*WHAT IS EXPECTED*.
Search the data for the word "name". Reproduce every line where it is found.

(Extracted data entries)
%%

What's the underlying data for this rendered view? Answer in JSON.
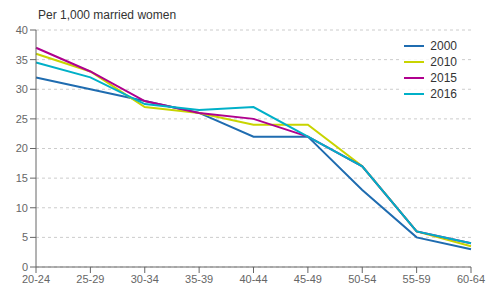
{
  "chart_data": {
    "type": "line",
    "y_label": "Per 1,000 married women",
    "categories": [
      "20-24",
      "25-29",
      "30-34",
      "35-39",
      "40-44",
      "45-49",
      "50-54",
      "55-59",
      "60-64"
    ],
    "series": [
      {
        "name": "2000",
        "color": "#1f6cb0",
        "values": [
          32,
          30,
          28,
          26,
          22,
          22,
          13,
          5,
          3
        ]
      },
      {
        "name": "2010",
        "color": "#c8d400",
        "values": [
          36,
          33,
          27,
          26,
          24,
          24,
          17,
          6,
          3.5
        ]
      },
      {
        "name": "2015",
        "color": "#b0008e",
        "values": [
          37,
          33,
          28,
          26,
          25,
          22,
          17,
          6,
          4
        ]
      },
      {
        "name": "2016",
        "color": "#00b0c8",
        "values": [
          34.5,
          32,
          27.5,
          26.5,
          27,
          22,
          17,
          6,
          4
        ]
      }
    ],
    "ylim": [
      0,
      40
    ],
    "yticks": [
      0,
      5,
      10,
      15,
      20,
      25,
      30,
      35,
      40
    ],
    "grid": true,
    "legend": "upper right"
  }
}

%%

*EXERCISE RESULT*.
        "name": "2000",
        "name": "2010",
        "name": "2015",
        "name": "2016",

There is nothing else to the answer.